▼

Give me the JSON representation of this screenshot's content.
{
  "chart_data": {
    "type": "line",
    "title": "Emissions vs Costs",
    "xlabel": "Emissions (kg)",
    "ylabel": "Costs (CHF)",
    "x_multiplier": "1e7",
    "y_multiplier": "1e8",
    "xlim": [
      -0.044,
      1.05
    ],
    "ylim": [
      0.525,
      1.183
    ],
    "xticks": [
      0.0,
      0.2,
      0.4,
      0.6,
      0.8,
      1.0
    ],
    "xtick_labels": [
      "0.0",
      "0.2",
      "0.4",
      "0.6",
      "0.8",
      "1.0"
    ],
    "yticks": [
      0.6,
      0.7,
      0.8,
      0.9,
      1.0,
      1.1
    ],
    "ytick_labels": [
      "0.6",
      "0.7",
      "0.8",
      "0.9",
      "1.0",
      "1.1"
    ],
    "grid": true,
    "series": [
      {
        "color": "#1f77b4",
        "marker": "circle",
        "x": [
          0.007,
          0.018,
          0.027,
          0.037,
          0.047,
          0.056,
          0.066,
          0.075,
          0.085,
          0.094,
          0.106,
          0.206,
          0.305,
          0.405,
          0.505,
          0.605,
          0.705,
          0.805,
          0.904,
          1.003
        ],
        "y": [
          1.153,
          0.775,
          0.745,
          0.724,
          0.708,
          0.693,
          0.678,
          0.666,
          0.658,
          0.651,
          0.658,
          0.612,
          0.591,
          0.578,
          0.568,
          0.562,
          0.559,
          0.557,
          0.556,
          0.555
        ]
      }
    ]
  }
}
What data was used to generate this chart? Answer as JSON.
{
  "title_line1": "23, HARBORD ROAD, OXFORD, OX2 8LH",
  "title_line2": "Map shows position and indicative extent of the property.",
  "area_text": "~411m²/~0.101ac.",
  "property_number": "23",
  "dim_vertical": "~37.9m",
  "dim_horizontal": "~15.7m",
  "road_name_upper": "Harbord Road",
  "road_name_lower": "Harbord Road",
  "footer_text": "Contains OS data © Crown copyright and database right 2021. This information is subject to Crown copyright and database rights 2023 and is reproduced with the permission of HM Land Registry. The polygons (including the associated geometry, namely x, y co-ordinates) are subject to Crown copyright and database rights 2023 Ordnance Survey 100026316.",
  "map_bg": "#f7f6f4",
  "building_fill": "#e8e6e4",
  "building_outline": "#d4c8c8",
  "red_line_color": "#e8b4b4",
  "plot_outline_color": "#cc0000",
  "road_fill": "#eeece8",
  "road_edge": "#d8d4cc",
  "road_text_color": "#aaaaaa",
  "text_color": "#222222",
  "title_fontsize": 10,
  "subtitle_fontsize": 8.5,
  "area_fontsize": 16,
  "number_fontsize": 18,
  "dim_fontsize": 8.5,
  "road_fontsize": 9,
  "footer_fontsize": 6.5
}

▲

*Work required*:
Copy out all of the records shown above exactly.

*Output*:
Give me the JSON representation of this screenshot's content.
{
  "chart_data": {
    "type": "line",
    "title": "Emissions vs Costs",
    "xlabel": "Emissions (kg)",
    "ylabel": "Costs (CHF)",
    "x_multiplier": "1e7",
    "y_multiplier": "1e8",
    "xlim": [
      -0.044,
      1.05
    ],
    "ylim": [
      0.525,
      1.183
    ],
    "xticks": [
      0.0,
      0.2,
      0.4,
      0.6,
      0.8,
      1.0
    ],
    "xtick_labels": [
      "0.0",
      "0.2",
      "0.4",
      "0.6",
      "0.8",
      "1.0"
    ],
    "yticks": [
      0.6,
      0.7,
      0.8,
      0.9,
      1.0,
      1.1
    ],
    "ytick_labels": [
      "0.6",
      "0.7",
      "0.8",
      "0.9",
      "1.0",
      "1.1"
    ],
    "grid": true,
    "series": [
      {
        "color": "#1f77b4",
        "marker": "circle",
        "x": [
          0.007,
          0.018,
          0.027,
          0.037,
          0.047,
          0.056,
          0.066,
          0.075,
          0.085,
          0.094,
          0.106,
          0.206,
          0.305,
          0.405,
          0.505,
          0.605,
          0.705,
          0.805,
          0.904,
          1.003
        ],
        "y": [
          1.153,
          0.775,
          0.745,
          0.724,
          0.708,
          0.693,
          0.678,
          0.666,
          0.658,
          0.651,
          0.658,
          0.612,
          0.591,
          0.578,
          0.568,
          0.562,
          0.559,
          0.557,
          0.556,
          0.555
        ]
      }
    ]
  }
}
What data was used to generate this chart? Answer as JSON.
{
  "title_line1": "23, HARBORD ROAD, OXFORD, OX2 8LH",
  "title_line2": "Map shows position and indicative extent of the property.",
  "area_text": "~411m²/~0.101ac.",
  "property_number": "23",
  "dim_vertical": "~37.9m",
  "dim_horizontal": "~15.7m",
  "road_name_upper": "Harbord Road",
  "road_name_lower": "Harbord Road",
  "footer_text": "Contains OS data © Crown copyright and database right 2021. This information is subject to Crown copyright and database rights 2023 and is reproduced with the permission of HM Land Registry. The polygons (including the associated geometry, namely x, y co-ordinates) are subject to Crown copyright and database rights 2023 Ordnance Survey 100026316.",
  "map_bg": "#f7f6f4",
  "building_fill": "#e8e6e4",
  "building_outline": "#d4c8c8",
  "red_line_color": "#e8b4b4",
  "plot_outline_color": "#cc0000",
  "road_fill": "#eeece8",
  "road_edge": "#d8d4cc",
  "road_text_color": "#aaaaaa",
  "text_color": "#222222",
  "title_fontsize": 10,
  "subtitle_fontsize": 8.5,
  "area_fontsize": 16,
  "number_fontsize": 18,
  "dim_fontsize": 8.5,
  "road_fontsize": 9,
  "footer_fontsize": 6.5
}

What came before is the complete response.